Extracted records
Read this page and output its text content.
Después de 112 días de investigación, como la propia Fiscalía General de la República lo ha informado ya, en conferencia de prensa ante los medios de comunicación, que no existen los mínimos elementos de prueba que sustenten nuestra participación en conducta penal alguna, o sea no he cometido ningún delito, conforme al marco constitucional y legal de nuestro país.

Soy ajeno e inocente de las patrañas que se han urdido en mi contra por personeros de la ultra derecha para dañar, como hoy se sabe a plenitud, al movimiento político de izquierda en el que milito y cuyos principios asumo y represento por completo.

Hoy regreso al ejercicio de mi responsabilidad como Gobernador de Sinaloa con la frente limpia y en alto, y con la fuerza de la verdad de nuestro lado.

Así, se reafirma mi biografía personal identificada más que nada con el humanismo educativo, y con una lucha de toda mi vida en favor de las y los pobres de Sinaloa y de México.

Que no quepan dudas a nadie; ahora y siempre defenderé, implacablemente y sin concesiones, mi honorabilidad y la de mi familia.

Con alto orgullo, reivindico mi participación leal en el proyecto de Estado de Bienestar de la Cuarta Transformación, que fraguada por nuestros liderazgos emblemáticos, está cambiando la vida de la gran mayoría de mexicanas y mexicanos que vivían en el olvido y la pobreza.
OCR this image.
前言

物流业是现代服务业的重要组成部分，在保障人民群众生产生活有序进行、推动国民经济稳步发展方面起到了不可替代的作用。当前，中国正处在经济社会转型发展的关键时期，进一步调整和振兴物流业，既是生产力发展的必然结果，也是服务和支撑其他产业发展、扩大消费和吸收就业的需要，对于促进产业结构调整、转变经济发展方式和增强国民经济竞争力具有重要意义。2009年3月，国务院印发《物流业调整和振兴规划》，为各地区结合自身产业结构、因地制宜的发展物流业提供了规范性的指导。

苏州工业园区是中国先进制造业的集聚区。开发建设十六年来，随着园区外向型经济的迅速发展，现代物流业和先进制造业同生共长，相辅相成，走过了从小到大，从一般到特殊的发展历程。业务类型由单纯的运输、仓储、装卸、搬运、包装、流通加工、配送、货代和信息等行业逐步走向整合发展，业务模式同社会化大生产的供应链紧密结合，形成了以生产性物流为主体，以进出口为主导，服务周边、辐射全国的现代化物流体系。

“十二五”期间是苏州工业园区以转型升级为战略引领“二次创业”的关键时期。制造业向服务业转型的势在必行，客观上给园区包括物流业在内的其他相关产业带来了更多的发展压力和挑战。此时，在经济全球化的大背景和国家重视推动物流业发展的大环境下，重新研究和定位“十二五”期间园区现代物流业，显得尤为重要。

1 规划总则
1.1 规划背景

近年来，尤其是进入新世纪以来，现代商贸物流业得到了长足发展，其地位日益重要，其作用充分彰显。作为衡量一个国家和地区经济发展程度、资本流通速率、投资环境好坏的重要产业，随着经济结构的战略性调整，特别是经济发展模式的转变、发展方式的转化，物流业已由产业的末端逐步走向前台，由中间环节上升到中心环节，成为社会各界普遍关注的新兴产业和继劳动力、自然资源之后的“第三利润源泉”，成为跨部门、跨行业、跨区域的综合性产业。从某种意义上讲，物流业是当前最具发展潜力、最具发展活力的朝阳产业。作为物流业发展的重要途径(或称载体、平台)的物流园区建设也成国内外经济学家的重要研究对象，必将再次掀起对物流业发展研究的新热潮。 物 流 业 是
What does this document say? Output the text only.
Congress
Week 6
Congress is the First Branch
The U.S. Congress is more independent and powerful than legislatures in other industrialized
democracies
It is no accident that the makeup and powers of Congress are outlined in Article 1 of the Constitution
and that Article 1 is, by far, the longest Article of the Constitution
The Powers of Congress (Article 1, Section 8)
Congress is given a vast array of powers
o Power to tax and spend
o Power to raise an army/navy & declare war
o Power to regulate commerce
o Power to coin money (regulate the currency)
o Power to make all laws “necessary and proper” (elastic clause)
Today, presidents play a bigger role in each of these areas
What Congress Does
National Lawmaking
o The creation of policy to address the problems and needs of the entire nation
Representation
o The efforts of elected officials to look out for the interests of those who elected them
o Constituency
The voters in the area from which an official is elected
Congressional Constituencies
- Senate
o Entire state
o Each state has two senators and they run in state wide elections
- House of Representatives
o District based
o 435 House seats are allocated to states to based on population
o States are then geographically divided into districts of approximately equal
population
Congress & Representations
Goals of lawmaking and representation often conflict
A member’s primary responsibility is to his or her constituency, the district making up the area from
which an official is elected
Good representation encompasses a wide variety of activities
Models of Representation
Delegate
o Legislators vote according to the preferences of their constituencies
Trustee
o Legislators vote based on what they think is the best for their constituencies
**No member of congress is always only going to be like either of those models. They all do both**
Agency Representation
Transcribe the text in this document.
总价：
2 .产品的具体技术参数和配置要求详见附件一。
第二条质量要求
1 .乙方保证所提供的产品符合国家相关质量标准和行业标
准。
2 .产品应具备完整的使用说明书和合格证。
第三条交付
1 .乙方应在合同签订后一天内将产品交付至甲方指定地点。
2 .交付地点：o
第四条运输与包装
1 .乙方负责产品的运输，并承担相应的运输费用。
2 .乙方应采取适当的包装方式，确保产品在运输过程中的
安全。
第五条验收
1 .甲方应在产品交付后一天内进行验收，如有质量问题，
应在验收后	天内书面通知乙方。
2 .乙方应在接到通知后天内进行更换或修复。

REQUIREMENTS - Faithfully copy every entry, leaving nothing out.

SOLUTION FOR THIS PROBLEM -
Read this page and output its text content.
Después de 112 días de investigación, como la propia Fiscalía General de la República lo ha informado ya, en conferencia de prensa ante los medios de comunicación, que no existen los mínimos elementos de prueba que sustenten nuestra participación en conducta penal alguna, o sea no he cometido ningún delito, conforme al marco constitucional y legal de nuestro país.

Soy ajeno e inocente de las patrañas que se han urdido en mi contra por personeros de la ultra derecha para dañar, como hoy se sabe a plenitud, al movimiento político de izquierda en el que milito y cuyos principios asumo y represento por completo.

Hoy regreso al ejercicio de mi responsabilidad como Gobernador de Sinaloa con la frente limpia y en alto, y con la fuerza de la verdad de nuestro lado.

Así, se reafirma mi biografía personal identificada más que nada con el humanismo educativo, y con una lucha de toda mi vida en favor de las y los pobres de Sinaloa y de México.

Que no quepan dudas a nadie; ahora y siempre defenderé, implacablemente y sin concesiones, mi honorabilidad y la de mi familia.

Con alto orgullo, reivindico mi participación leal en el proyecto de Estado de Bienestar de la Cuarta Transformación, que fraguada por nuestros liderazgos emblemáticos, está cambiando la vida de la gran mayoría de mexicanas y mexicanos que vivían en el olvido y la pobreza.
OCR this image.
前言

物流业是现代服务业的重要组成部分，在保障人民群众生产生活有序进行、推动国民经济稳步发展方面起到了不可替代的作用。当前，中国正处在经济社会转型发展的关键时期，进一步调整和振兴物流业，既是生产力发展的必然结果，也是服务和支撑其他产业发展、扩大消费和吸收就业的需要，对于促进产业结构调整、转变经济发展方式和增强国民经济竞争力具有重要意义。2009年3月，国务院印发《物流业调整和振兴规划》，为各地区结合自身产业结构、因地制宜的发展物流业提供了规范性的指导。

苏州工业园区是中国先进制造业的集聚区。开发建设十六年来，随着园区外向型经济的迅速发展，现代物流业和先进制造业同生共长，相辅相成，走过了从小到大，从一般到特殊的发展历程。业务类型由单纯的运输、仓储、装卸、搬运、包装、流通加工、配送、货代和信息等行业逐步走向整合发展，业务模式同社会化大生产的供应链紧密结合，形成了以生产性物流为主体，以进出口为主导，服务周边、辐射全国的现代化物流体系。

“十二五”期间是苏州工业园区以转型升级为战略引领“二次创业”的关键时期。制造业向服务业转型的势在必行，客观上给园区包括物流业在内的其他相关产业带来了更多的发展压力和挑战。此时，在经济全球化的大背景和国家重视推动物流业发展的大环境下，重新研究和定位“十二五”期间园区现代物流业，显得尤为重要。

1 规划总则
1.1 规划背景

近年来，尤其是进入新世纪以来，现代商贸物流业得到了长足发展，其地位日益重要，其作用充分彰显。作为衡量一个国家和地区经济发展程度、资本流通速率、投资环境好坏的重要产业，随着经济结构的战略性调整，特别是经济发展模式的转变、发展方式的转化，物流业已由产业的末端逐步走向前台，由中间环节上升到中心环节，成为社会各界普遍关注的新兴产业和继劳动力、自然资源之后的“第三利润源泉”，成为跨部门、跨行业、跨区域的综合性产业。从某种意义上讲，物流业是当前最具发展潜力、最具发展活力的朝阳产业。作为物流业发展的重要途径(或称载体、平台)的物流园区建设也成国内外经济学家的重要研究对象，必将再次掀起对物流业发展研究的新热潮。 物 流 业 是
What does this document say? Output the text only.
Congress
Week 6
Congress is the First Branch
The U.S. Congress is more independent and powerful than legislatures in other industrialized
democracies
It is no accident that the makeup and powers of Congress are outlined in Article 1 of the Constitution
and that Article 1 is, by far, the longest Article of the Constitution
The Powers of Congress (Article 1, Section 8)
Congress is given a vast array of powers
o Power to tax and spend
o Power to raise an army/navy & declare war
o Power to regulate commerce
o Power to coin money (regulate the currency)
o Power to make all laws “necessary and proper” (elastic clause)
Today, presidents play a bigger role in each of these areas
What Congress Does
National Lawmaking
o The creation of policy to address the problems and needs of the entire nation
Representation
o The efforts of elected officials to look out for the interests of those who elected them
o Constituency
The voters in the area from which an official is elected
Congressional Constituencies
- Senate
o Entire state
o Each state has two senators and they run in state wide elections
- House of Representatives
o District based
o 435 House seats are allocated to states to based on population
o States are then geographically divided into districts of approximately equal
population
Congress & Representations
Goals of lawmaking and representation often conflict
A member’s primary responsibility is to his or her constituency, the district making up the area from
which an official is elected
Good representation encompasses a wide variety of activities
Models of Representation
Delegate
o Legislators vote according to the preferences of their constituencies
Trustee
o Legislators vote based on what they think is the best for their constituencies
**No member of congress is always only going to be like either of those models. They all do both**
Agency Representation
Transcribe the text in this document.
总价：
2 .产品的具体技术参数和配置要求详见附件一。
第二条质量要求
1 .乙方保证所提供的产品符合国家相关质量标准和行业标
准。
2 .产品应具备完整的使用说明书和合格证。
第三条交付
1 .乙方应在合同签订后一天内将产品交付至甲方指定地点。
2 .交付地点：o
第四条运输与包装
1 .乙方负责产品的运输，并承担相应的运输费用。
2 .乙方应采取适当的包装方式，确保产品在运输过程中的
安全。
第五条验收
1 .甲方应在产品交付后一天内进行验收，如有质量问题，
应在验收后	天内书面通知乙方。
2 .乙方应在接到通知后天内进行更换或修复。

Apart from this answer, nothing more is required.